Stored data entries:
########

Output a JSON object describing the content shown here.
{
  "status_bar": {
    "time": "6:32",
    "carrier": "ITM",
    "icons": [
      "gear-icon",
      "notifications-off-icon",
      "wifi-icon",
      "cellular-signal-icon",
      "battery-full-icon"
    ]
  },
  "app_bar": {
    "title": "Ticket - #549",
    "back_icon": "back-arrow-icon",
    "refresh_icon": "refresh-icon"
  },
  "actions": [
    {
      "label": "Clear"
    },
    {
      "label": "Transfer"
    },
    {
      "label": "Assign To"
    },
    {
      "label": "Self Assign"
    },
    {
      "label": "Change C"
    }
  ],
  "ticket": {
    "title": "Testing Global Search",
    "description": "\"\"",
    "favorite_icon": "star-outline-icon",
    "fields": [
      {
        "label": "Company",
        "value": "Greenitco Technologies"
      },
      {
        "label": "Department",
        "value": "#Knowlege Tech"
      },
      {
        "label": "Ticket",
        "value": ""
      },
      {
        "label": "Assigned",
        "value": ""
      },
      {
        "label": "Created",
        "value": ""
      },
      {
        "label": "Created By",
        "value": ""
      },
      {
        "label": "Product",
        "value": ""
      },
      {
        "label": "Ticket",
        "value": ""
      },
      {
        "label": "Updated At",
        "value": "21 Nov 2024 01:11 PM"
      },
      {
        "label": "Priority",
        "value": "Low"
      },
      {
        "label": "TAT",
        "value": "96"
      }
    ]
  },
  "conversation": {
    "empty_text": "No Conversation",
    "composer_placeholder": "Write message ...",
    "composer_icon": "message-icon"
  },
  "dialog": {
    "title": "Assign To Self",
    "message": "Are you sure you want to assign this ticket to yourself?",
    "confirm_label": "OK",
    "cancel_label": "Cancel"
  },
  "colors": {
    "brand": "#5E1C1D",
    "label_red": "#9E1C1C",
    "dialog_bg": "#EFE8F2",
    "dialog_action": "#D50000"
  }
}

########

### Directions
Print out all the entries precisely as written.

### Written solution
Output a JSON object describing the content shown here.
{
  "status_bar": {
    "time": "6:32",
    "carrier": "ITM",
    "icons": [
      "gear-icon",
      "notifications-off-icon",
      "wifi-icon",
      "cellular-signal-icon",
      "battery-full-icon"
    ]
  },
  "app_bar": {
    "title": "Ticket - #549",
    "back_icon": "back-arrow-icon",
    "refresh_icon": "refresh-icon"
  },
  "actions": [
    {
      "label": "Clear"
    },
    {
      "label": "Transfer"
    },
    {
      "label": "Assign To"
    },
    {
      "label": "Self Assign"
    },
    {
      "label": "Change C"
    }
  ],
  "ticket": {
    "title": "Testing Global Search",
    "description": "\"\"",
    "favorite_icon": "star-outline-icon",
    "fields": [
      {
        "label": "Company",
        "value": "Greenitco Technologies"
      },
      {
        "label": "Department",
        "value": "#Knowlege Tech"
      },
      {
        "label": "Ticket",
        "value": ""
      },
      {
        "label": "Assigned",
        "value": ""
      },
      {
        "label": "Created",
        "value": ""
      },
      {
        "label": "Created By",
        "value": ""
      },
      {
        "label": "Product",
        "value": ""
      },
      {
        "label": "Ticket",
        "value": ""
      },
      {
        "label": "Updated At",
        "value": "21 Nov 2024 01:11 PM"
      },
      {
        "label": "Priority",
        "value": "Low"
      },
      {
        "label": "TAT",
        "value": "96"
      }
    ]
  },
  "conversation": {
    "empty_text": "No Conversation",
    "composer_placeholder": "Write message ...",
    "composer_icon": "message-icon"
  },
  "dialog": {
    "title": "Assign To Self",
    "message": "Are you sure you want to assign this ticket to yourself?",
    "confirm_label": "OK",
    "cancel_label": "Cancel"
  },
  "colors": {
    "brand": "#5E1C1D",
    "label_red": "#9E1C1C",
    "dialog_bg": "#EFE8F2",
    "dialog_action": "#D50000"
  }
}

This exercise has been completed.